Source document
Models for tracking updates¶
The raw-data app also keeps track of each snapshot of the CAL-ACCESS database released by the California Secretary of State, including its release date and byte size, as well as the activity of the management commands that process this data.
This tracking information is stored in the data tables outlined below.
Note
By default, the raw-data app does not archive previous versions of the CAL-ACCESS database. Rather, with each call to the management commands, the data files they process are overwritten.
You can configure the raw-data app to keep each copy of the zip file downloaded from the California Secretary of State as well as the indivdual raw .csv files and cleaned .tsv files by flipping the CALACCESS_STORE_ARCHIVE
to True
in settings.py
:
# in settings.py
CALACCESS_STORE_ARCHIVE = True
By default, the older copies of these files will be saved to the path specified by your Django project’s MEDIA_ROOT
setting (more on that here). However, if you’ve implemented a custom storage system or installed a third-party app (such as django-storages), that should work too.

Given data
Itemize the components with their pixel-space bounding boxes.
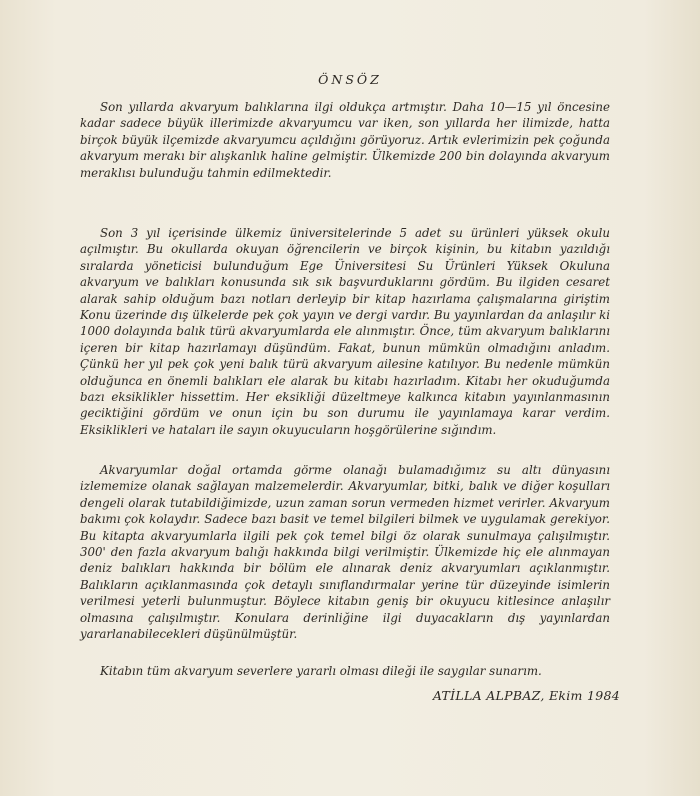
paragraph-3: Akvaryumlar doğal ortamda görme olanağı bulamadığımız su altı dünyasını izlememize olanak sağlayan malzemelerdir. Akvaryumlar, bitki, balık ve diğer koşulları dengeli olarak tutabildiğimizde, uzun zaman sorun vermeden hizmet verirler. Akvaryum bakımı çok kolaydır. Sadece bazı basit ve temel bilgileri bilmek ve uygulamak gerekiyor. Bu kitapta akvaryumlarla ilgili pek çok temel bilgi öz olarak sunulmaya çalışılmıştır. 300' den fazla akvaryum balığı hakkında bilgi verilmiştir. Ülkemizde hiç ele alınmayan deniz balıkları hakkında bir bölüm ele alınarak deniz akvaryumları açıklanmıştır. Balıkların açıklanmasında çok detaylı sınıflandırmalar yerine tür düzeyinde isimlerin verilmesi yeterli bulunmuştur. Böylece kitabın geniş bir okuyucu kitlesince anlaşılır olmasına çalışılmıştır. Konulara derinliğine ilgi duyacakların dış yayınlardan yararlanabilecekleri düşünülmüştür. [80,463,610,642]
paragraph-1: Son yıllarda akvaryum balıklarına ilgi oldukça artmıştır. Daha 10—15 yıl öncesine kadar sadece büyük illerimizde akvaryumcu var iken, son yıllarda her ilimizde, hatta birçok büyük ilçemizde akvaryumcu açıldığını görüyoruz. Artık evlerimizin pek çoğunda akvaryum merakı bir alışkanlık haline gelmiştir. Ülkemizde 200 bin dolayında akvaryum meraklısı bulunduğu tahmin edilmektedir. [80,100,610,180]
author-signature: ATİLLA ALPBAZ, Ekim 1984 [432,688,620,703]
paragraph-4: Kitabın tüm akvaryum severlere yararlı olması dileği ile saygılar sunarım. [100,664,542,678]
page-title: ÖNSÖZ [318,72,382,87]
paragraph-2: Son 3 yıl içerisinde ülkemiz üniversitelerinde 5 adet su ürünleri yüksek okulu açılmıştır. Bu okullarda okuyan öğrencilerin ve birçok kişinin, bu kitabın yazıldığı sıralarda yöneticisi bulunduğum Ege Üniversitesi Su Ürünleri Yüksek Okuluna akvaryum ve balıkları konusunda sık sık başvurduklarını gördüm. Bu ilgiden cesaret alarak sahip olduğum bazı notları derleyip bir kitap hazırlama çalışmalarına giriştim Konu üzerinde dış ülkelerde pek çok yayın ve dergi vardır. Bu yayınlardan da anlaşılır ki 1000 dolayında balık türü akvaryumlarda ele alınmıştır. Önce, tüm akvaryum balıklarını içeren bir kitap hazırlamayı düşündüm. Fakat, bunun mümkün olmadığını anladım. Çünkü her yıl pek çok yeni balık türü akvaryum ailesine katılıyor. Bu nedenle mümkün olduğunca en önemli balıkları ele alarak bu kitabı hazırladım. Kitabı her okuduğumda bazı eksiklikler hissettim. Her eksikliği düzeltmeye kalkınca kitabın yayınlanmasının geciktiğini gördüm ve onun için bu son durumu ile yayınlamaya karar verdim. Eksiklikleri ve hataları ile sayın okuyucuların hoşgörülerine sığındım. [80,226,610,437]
* * *
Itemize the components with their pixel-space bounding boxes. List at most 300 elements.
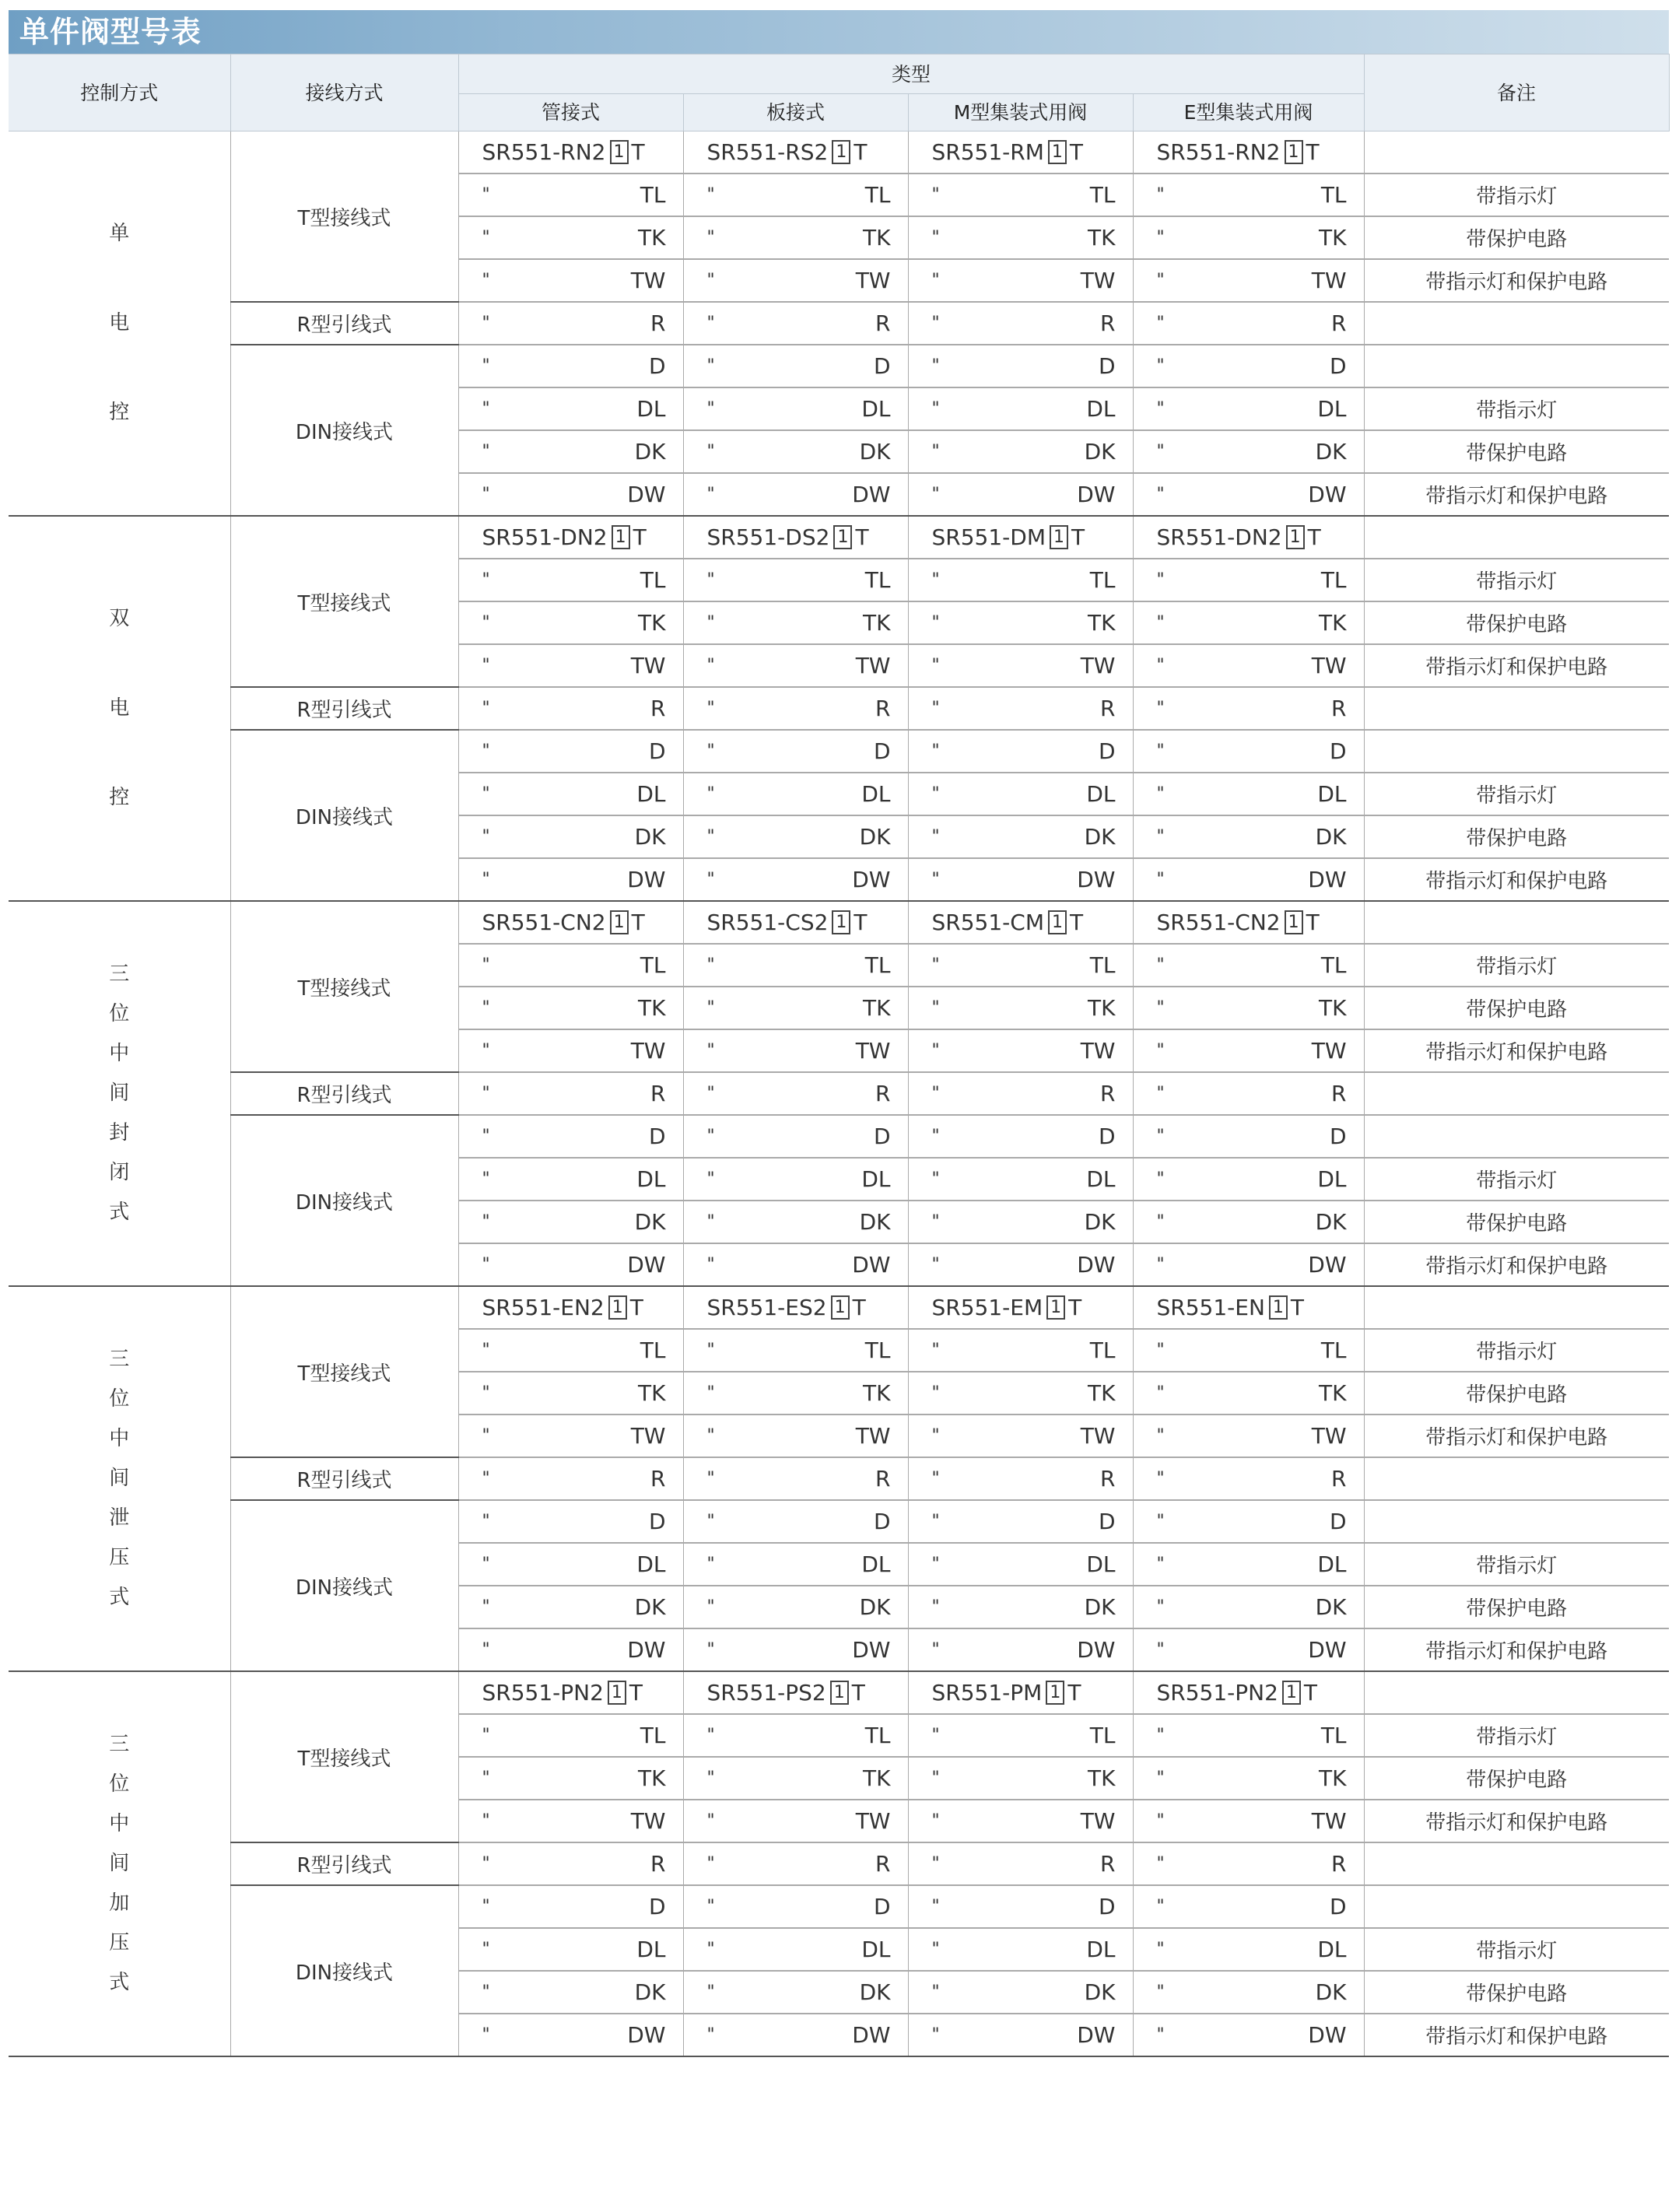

Exercise objective
Answer from the text on tracking CAL-ACCESS updates:
(a) Besides its release date, what does the raw-data app record about each database snapshot?
(b) By default, what happens to the data files each time the management commands are called?
(c) Which Django setting gives the default path where older copies are saved?
The rows aren't needed for this.

The reply
(a) Its byte size.
(b) They are overwritten.
(c) MEDIA_ROOT.